**Source material:**
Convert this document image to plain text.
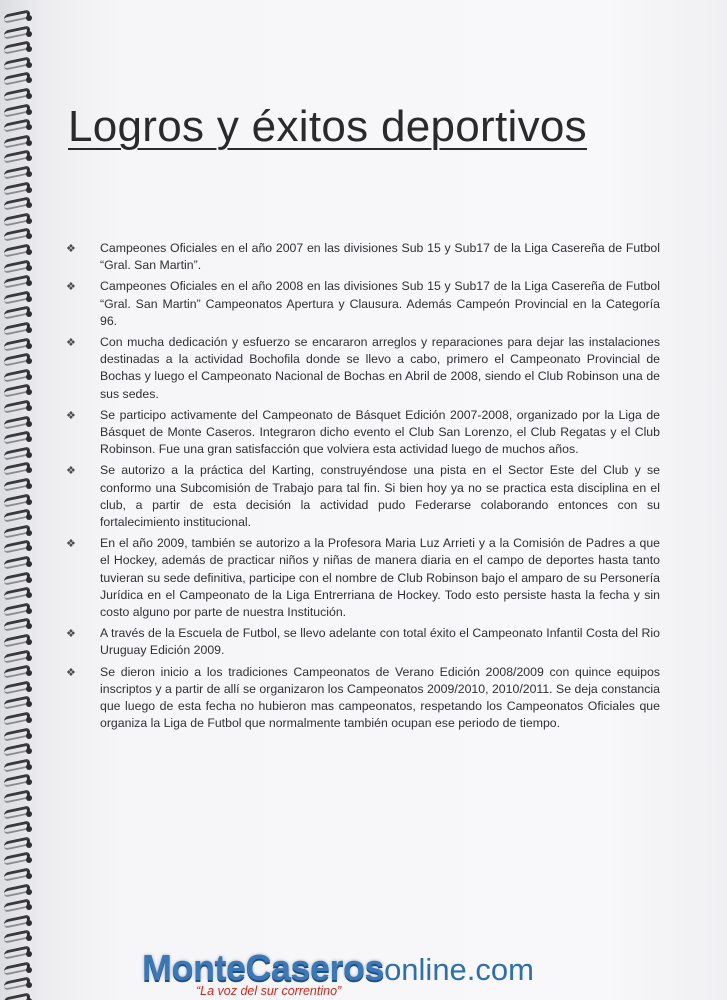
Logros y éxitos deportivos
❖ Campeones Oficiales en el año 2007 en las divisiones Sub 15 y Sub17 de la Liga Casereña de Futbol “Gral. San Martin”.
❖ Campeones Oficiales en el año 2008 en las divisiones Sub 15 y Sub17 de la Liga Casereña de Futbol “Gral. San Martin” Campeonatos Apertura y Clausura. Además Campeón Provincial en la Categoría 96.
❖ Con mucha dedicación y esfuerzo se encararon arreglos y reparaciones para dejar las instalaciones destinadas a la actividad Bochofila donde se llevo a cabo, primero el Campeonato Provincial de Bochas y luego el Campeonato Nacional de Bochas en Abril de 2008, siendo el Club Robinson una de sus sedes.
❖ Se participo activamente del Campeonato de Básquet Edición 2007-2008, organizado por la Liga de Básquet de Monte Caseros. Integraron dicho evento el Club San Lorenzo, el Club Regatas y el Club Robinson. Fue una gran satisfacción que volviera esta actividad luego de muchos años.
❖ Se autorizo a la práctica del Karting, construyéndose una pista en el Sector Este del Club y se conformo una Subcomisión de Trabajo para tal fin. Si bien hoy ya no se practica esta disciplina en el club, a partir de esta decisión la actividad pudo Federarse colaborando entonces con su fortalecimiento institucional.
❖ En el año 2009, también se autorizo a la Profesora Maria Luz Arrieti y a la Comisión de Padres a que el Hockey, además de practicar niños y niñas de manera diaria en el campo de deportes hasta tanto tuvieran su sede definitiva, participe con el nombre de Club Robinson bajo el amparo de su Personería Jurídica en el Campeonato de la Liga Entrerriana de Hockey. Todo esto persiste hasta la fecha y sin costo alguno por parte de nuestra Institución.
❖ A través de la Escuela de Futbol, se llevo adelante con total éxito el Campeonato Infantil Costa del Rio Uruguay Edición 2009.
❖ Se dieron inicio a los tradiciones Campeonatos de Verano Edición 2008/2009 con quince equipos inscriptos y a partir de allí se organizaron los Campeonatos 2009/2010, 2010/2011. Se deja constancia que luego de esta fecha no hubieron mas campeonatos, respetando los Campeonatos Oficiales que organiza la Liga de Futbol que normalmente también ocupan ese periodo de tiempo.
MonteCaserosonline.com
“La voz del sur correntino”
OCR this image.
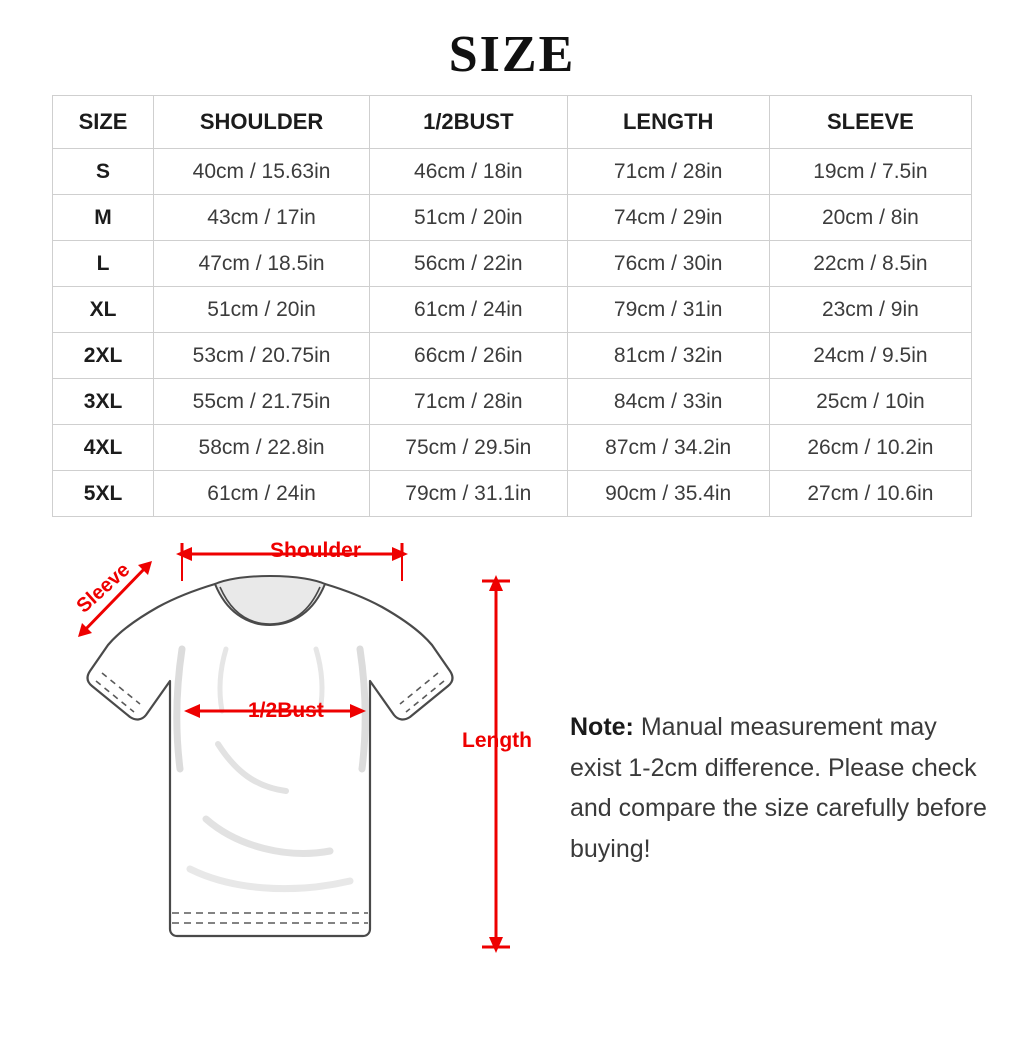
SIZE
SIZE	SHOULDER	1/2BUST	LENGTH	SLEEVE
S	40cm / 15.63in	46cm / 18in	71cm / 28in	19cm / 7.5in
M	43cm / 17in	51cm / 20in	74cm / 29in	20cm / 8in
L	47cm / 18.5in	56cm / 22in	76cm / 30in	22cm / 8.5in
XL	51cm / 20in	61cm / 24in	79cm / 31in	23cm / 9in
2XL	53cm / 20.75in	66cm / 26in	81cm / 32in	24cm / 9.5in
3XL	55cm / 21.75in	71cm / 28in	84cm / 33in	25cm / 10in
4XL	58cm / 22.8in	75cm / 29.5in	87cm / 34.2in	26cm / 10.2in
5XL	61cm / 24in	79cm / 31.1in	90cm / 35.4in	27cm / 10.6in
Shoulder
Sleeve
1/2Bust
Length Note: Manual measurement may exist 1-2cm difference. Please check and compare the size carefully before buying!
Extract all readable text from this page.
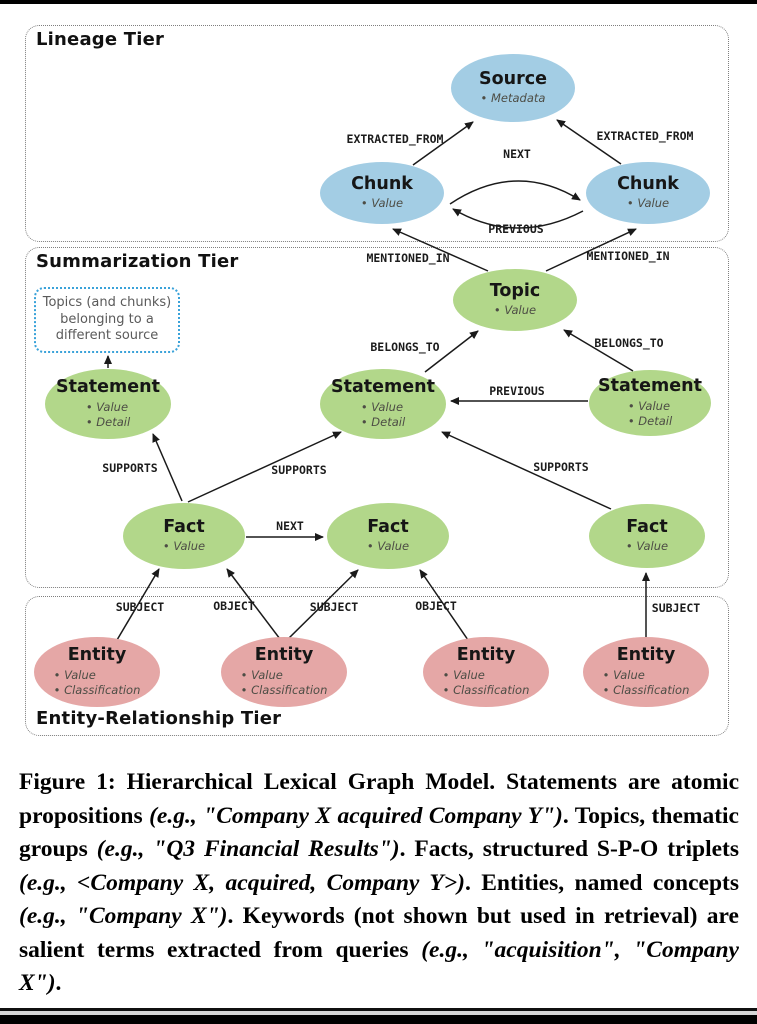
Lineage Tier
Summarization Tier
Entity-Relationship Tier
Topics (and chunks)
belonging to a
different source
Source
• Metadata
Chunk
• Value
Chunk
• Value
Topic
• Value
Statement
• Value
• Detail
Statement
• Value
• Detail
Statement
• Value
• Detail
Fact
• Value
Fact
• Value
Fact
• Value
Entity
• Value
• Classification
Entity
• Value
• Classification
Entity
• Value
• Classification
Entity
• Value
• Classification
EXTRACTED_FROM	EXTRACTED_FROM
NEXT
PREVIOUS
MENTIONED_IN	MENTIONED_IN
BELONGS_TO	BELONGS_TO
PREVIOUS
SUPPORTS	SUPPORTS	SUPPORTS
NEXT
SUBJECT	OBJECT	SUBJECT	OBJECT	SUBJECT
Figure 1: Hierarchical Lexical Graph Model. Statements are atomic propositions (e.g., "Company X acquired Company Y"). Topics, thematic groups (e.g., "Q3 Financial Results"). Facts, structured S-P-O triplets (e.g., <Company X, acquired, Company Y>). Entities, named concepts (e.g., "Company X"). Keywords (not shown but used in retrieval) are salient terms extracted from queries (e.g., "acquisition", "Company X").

**Problem to work on:** Return the material word for word. Pictures are not part of the copy.

**Task result:**
Convert this document image to plain text.
Logros y éxitos deportivos
❖ Campeones Oficiales en el año 2007 en las divisiones Sub 15 y Sub17 de la Liga Casereña de Futbol “Gral. San Martin”.
❖ Campeones Oficiales en el año 2008 en las divisiones Sub 15 y Sub17 de la Liga Casereña de Futbol “Gral. San Martin” Campeonatos Apertura y Clausura. Además Campeón Provincial en la Categoría 96.
❖ Con mucha dedicación y esfuerzo se encararon arreglos y reparaciones para dejar las instalaciones destinadas a la actividad Bochofila donde se llevo a cabo, primero el Campeonato Provincial de Bochas y luego el Campeonato Nacional de Bochas en Abril de 2008, siendo el Club Robinson una de sus sedes.
❖ Se participo activamente del Campeonato de Básquet Edición 2007-2008, organizado por la Liga de Básquet de Monte Caseros. Integraron dicho evento el Club San Lorenzo, el Club Regatas y el Club Robinson. Fue una gran satisfacción que volviera esta actividad luego de muchos años.
❖ Se autorizo a la práctica del Karting, construyéndose una pista en el Sector Este del Club y se conformo una Subcomisión de Trabajo para tal fin. Si bien hoy ya no se practica esta disciplina en el club, a partir de esta decisión la actividad pudo Federarse colaborando entonces con su fortalecimiento institucional.
❖ En el año 2009, también se autorizo a la Profesora Maria Luz Arrieti y a la Comisión de Padres a que el Hockey, además de practicar niños y niñas de manera diaria en el campo de deportes hasta tanto tuvieran su sede definitiva, participe con el nombre de Club Robinson bajo el amparo de su Personería Jurídica en el Campeonato de la Liga Entrerriana de Hockey. Todo esto persiste hasta la fecha y sin costo alguno por parte de nuestra Institución.
❖ A través de la Escuela de Futbol, se llevo adelante con total éxito el Campeonato Infantil Costa del Rio Uruguay Edición 2009.
❖ Se dieron inicio a los tradiciones Campeonatos de Verano Edición 2008/2009 con quince equipos inscriptos y a partir de allí se organizaron los Campeonatos 2009/2010, 2010/2011. Se deja constancia que luego de esta fecha no hubieron mas campeonatos, respetando los Campeonatos Oficiales que organiza la Liga de Futbol que normalmente también ocupan ese periodo de tiempo.
MonteCaserosonline.com
“La voz del sur correntino”
OCR this image.
SIZE
SIZE	SHOULDER	1/2BUST	LENGTH	SLEEVE
S	40cm / 15.63in	46cm / 18in	71cm / 28in	19cm / 7.5in
M	43cm / 17in	51cm / 20in	74cm / 29in	20cm / 8in
L	47cm / 18.5in	56cm / 22in	76cm / 30in	22cm / 8.5in
XL	51cm / 20in	61cm / 24in	79cm / 31in	23cm / 9in
2XL	53cm / 20.75in	66cm / 26in	81cm / 32in	24cm / 9.5in
3XL	55cm / 21.75in	71cm / 28in	84cm / 33in	25cm / 10in
4XL	58cm / 22.8in	75cm / 29.5in	87cm / 34.2in	26cm / 10.2in
5XL	61cm / 24in	79cm / 31.1in	90cm / 35.4in	27cm / 10.6in
Shoulder
Sleeve
1/2Bust
Length Note: Manual measurement may exist 1-2cm difference. Please check and compare the size carefully before buying!
Extract all readable text from this page.
Lineage Tier
Summarization Tier
Entity-Relationship Tier
Topics (and chunks)
belonging to a
different source
Source
• Metadata
Chunk
• Value
Chunk
• Value
Topic
• Value
Statement
• Value
• Detail
Statement
• Value
• Detail
Statement
• Value
• Detail
Fact
• Value
Fact
• Value
Fact
• Value
Entity
• Value
• Classification
Entity
• Value
• Classification
Entity
• Value
• Classification
Entity
• Value
• Classification
EXTRACTED_FROM	EXTRACTED_FROM
NEXT
PREVIOUS
MENTIONED_IN	MENTIONED_IN
BELONGS_TO	BELONGS_TO
PREVIOUS
SUPPORTS	SUPPORTS	SUPPORTS
NEXT
SUBJECT	OBJECT	SUBJECT	OBJECT	SUBJECT
Figure 1: Hierarchical Lexical Graph Model. Statements are atomic propositions (e.g., "Company X acquired Company Y"). Topics, thematic groups (e.g., "Q3 Financial Results"). Facts, structured S-P-O triplets (e.g., <Company X, acquired, Company Y>). Entities, named concepts (e.g., "Company X"). Keywords (not shown but used in retrieval) are salient terms extracted from queries (e.g., "acquisition", "Company X").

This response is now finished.